(Entries from a dataset)
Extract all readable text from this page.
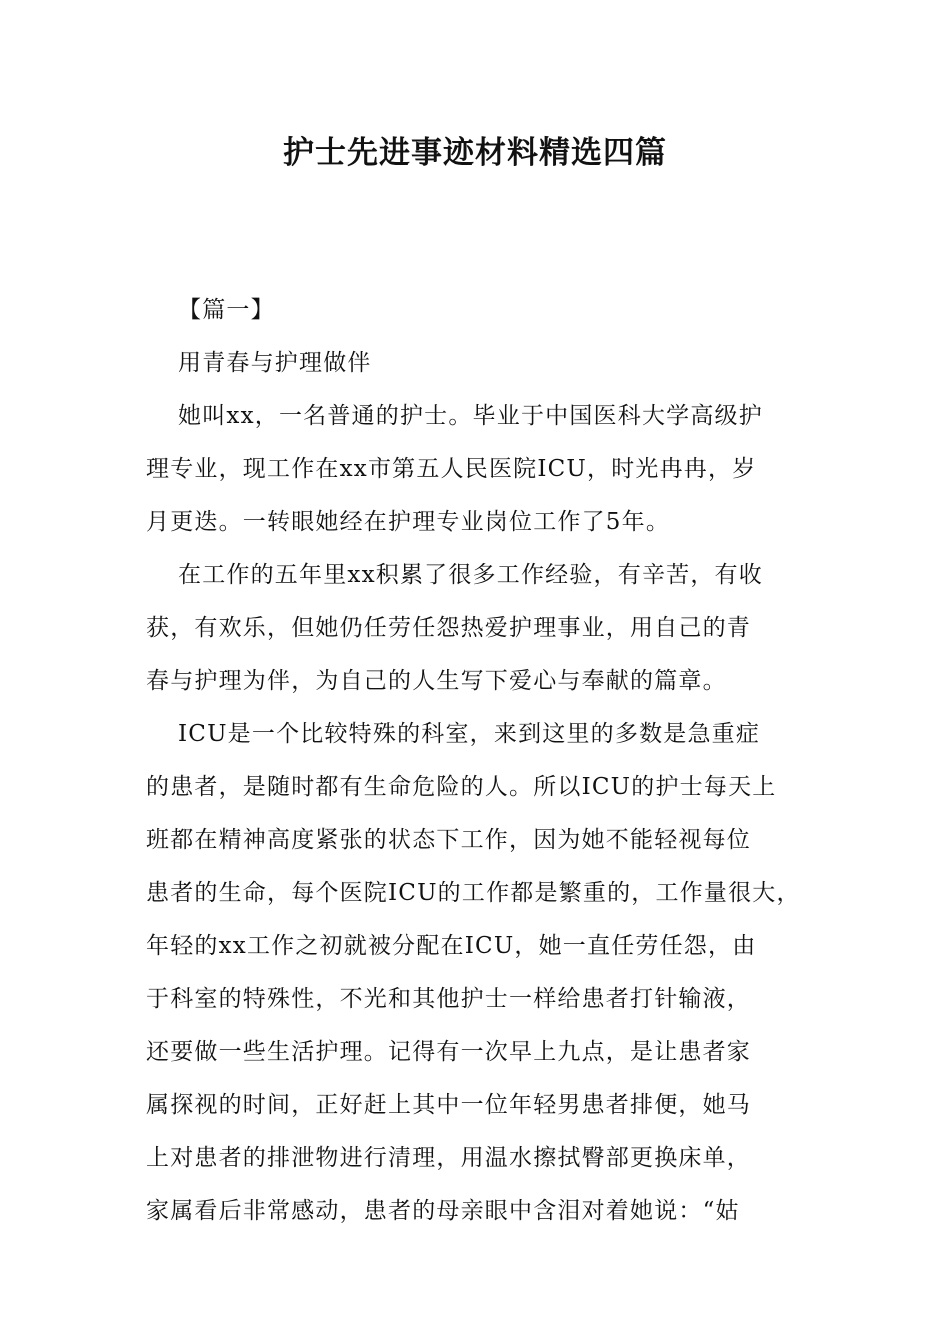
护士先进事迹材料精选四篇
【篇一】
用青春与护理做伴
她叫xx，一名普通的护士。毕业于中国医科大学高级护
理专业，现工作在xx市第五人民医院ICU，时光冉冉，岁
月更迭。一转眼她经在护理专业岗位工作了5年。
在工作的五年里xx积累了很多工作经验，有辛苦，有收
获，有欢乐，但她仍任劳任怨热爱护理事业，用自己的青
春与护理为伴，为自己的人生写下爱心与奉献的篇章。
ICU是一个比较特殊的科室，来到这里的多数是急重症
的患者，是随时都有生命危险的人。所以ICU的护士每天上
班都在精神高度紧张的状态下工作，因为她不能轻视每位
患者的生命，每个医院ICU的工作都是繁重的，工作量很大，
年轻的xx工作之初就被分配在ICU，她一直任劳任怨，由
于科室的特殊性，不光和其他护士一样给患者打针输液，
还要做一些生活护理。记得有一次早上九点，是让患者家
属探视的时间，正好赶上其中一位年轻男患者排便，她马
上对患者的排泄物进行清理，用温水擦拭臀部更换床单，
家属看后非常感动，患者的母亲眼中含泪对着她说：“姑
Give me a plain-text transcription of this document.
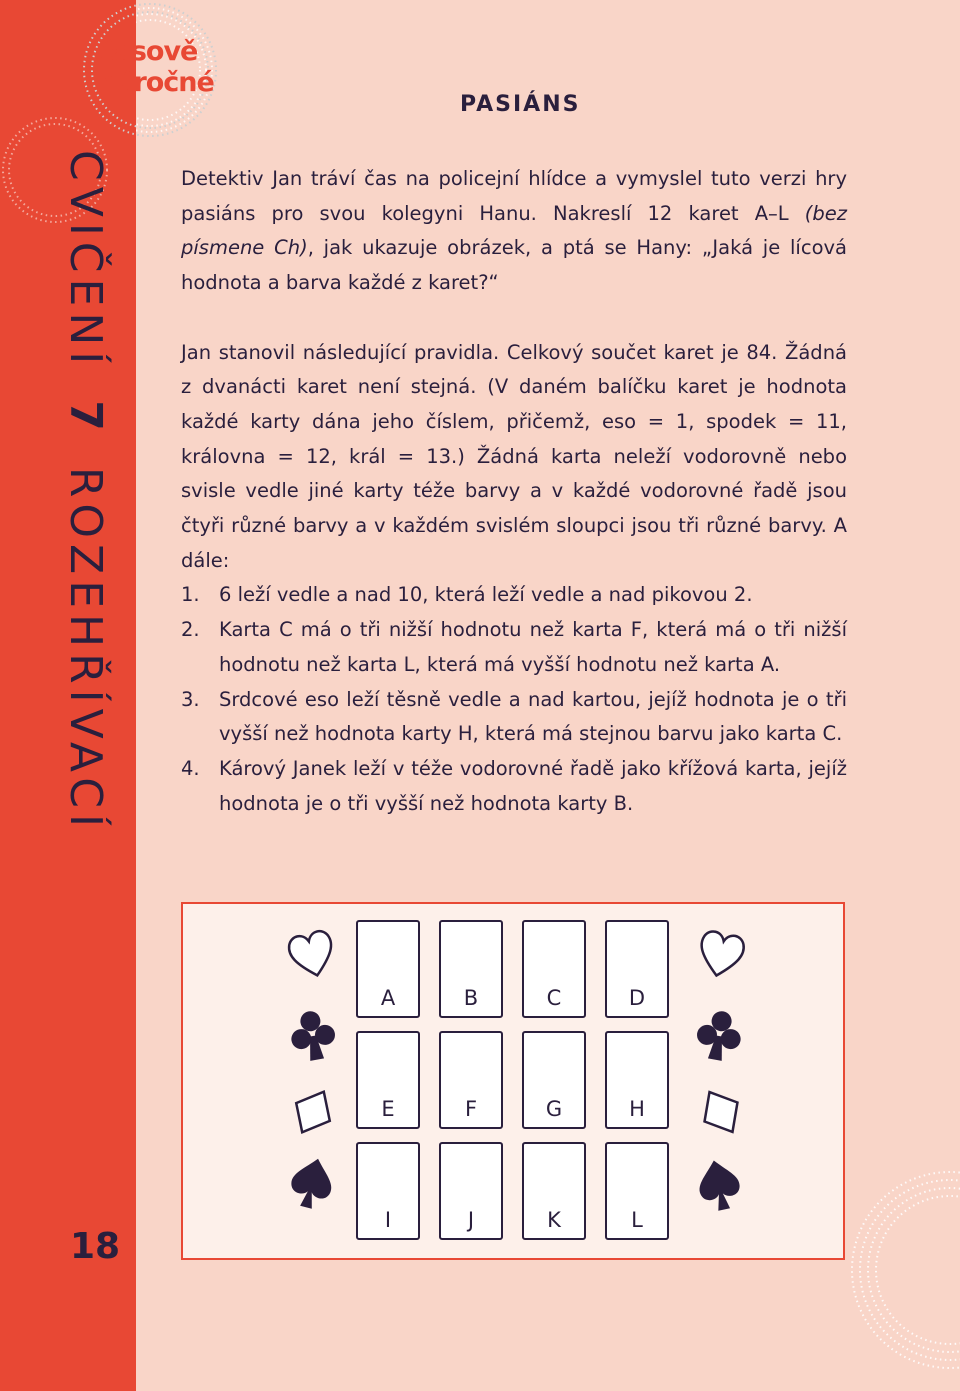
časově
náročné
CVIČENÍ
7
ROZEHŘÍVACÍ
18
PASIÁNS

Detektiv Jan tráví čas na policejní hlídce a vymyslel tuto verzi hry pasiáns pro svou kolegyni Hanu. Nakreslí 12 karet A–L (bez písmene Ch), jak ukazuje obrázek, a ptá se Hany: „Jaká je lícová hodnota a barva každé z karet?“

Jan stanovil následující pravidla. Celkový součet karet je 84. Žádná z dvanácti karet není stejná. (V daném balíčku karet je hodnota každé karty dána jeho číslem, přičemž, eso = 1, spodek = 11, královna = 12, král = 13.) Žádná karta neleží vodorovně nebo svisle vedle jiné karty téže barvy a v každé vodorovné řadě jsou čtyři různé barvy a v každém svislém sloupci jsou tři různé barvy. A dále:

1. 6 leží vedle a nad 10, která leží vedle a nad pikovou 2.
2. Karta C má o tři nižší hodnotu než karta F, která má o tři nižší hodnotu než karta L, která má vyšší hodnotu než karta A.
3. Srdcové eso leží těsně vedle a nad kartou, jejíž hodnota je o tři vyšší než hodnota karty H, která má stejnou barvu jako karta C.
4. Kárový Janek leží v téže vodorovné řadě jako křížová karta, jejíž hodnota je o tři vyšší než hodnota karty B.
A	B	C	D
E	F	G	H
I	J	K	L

==

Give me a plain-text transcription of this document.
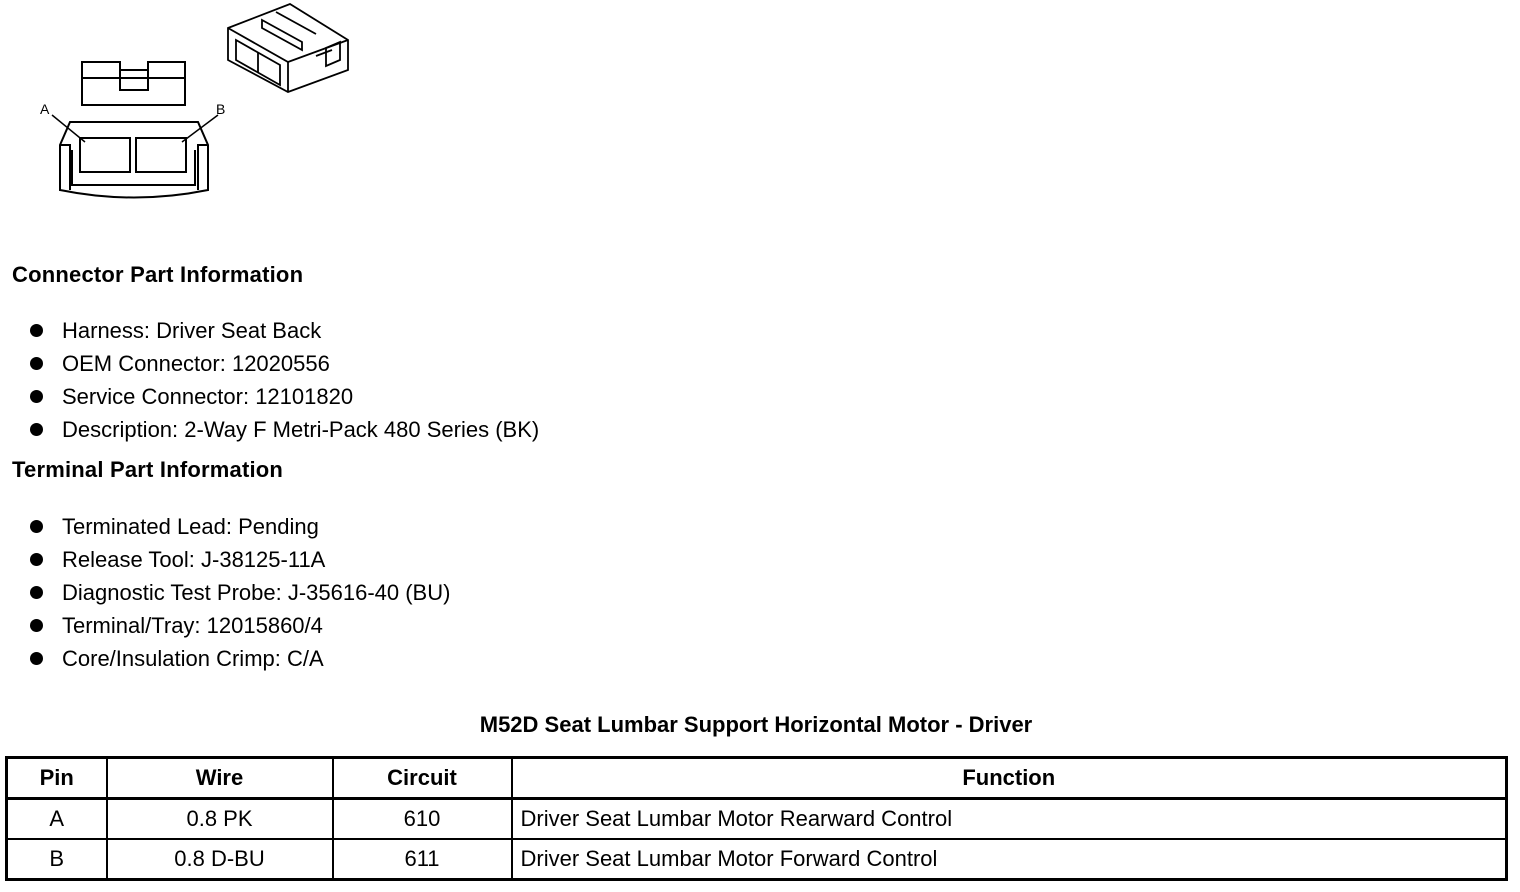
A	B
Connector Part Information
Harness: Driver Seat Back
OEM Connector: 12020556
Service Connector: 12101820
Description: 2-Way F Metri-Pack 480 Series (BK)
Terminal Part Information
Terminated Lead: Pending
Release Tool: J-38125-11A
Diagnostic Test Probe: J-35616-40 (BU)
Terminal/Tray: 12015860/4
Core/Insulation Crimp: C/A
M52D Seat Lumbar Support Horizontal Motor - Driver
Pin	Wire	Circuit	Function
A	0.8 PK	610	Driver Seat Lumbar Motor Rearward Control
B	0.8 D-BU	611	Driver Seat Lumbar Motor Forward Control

[Work to complete]: In the entries above, identify each line that includes the string "jako", then copy it.

[Response]:
3. Srdcové eso leží těsně vedle a nad kartou, jejíž hodnota je o tři vyšší než hodnota karty H, která má stejnou barvu jako karta C.
4. Kárový Janek leží v téže vodorovné řadě jako křížová karta, jejíž hodnota je o tři vyšší než hodnota karty B.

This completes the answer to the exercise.